[Saved data entries]
>>

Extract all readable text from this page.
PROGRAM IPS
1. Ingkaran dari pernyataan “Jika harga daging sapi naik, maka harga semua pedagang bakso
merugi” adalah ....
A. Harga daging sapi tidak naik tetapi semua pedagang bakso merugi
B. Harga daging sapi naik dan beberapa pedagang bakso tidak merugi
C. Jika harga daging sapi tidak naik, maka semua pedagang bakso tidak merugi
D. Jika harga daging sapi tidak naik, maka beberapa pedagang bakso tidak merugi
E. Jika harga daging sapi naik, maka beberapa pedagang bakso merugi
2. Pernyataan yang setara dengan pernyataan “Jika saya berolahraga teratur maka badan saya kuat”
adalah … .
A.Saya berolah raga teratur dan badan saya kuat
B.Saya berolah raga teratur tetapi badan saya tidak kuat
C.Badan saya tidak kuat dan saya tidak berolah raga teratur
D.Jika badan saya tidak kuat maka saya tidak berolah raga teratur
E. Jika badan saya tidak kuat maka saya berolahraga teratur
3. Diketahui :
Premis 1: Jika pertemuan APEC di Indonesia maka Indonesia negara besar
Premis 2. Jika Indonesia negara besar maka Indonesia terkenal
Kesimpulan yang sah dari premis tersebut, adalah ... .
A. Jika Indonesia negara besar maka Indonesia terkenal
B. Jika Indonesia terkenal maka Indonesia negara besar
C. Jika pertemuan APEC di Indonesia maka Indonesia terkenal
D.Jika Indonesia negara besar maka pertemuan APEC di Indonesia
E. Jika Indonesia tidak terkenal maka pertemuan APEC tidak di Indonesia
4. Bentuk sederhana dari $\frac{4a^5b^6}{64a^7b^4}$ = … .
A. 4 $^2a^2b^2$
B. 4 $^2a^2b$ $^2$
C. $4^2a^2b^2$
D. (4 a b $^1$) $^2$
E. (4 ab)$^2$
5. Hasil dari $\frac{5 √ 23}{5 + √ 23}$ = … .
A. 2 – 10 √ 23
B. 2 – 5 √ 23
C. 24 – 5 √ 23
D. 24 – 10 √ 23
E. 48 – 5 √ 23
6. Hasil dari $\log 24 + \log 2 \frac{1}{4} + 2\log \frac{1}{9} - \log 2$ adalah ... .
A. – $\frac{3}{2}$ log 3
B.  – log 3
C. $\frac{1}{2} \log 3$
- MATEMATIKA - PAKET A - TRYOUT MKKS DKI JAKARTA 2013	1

<<

→ What to work on:
Output each record precisely as given.

→ The reply:
Extract all readable text from this page.
PROGRAM IPS
1. Ingkaran dari pernyataan “Jika harga daging sapi naik, maka harga semua pedagang bakso
merugi” adalah ....
A. Harga daging sapi tidak naik tetapi semua pedagang bakso merugi
B. Harga daging sapi naik dan beberapa pedagang bakso tidak merugi
C. Jika harga daging sapi tidak naik, maka semua pedagang bakso tidak merugi
D. Jika harga daging sapi tidak naik, maka beberapa pedagang bakso tidak merugi
E. Jika harga daging sapi naik, maka beberapa pedagang bakso merugi
2. Pernyataan yang setara dengan pernyataan “Jika saya berolahraga teratur maka badan saya kuat”
adalah … .
A.Saya berolah raga teratur dan badan saya kuat
B.Saya berolah raga teratur tetapi badan saya tidak kuat
C.Badan saya tidak kuat dan saya tidak berolah raga teratur
D.Jika badan saya tidak kuat maka saya tidak berolah raga teratur
E. Jika badan saya tidak kuat maka saya berolahraga teratur
3. Diketahui :
Premis 1: Jika pertemuan APEC di Indonesia maka Indonesia negara besar
Premis 2. Jika Indonesia negara besar maka Indonesia terkenal
Kesimpulan yang sah dari premis tersebut, adalah ... .
A. Jika Indonesia negara besar maka Indonesia terkenal
B. Jika Indonesia terkenal maka Indonesia negara besar
C. Jika pertemuan APEC di Indonesia maka Indonesia terkenal
D.Jika Indonesia negara besar maka pertemuan APEC di Indonesia
E. Jika Indonesia tidak terkenal maka pertemuan APEC tidak di Indonesia
4. Bentuk sederhana dari $\frac{4a^5b^6}{64a^7b^4}$ = … .
A. 4 $^2a^2b^2$
B. 4 $^2a^2b$ $^2$
C. $4^2a^2b^2$
D. (4 a b $^1$) $^2$
E. (4 ab)$^2$
5. Hasil dari $\frac{5 √ 23}{5 + √ 23}$ = … .
A. 2 – 10 √ 23
B. 2 – 5 √ 23
C. 24 – 5 √ 23
D. 24 – 10 √ 23
E. 48 – 5 √ 23
6. Hasil dari $\log 24 + \log 2 \frac{1}{4} + 2\log \frac{1}{9} - \log 2$ adalah ... .
A. – $\frac{3}{2}$ log 3
B.  – log 3
C. $\frac{1}{2} \log 3$
- MATEMATIKA - PAKET A - TRYOUT MKKS DKI JAKARTA 2013	1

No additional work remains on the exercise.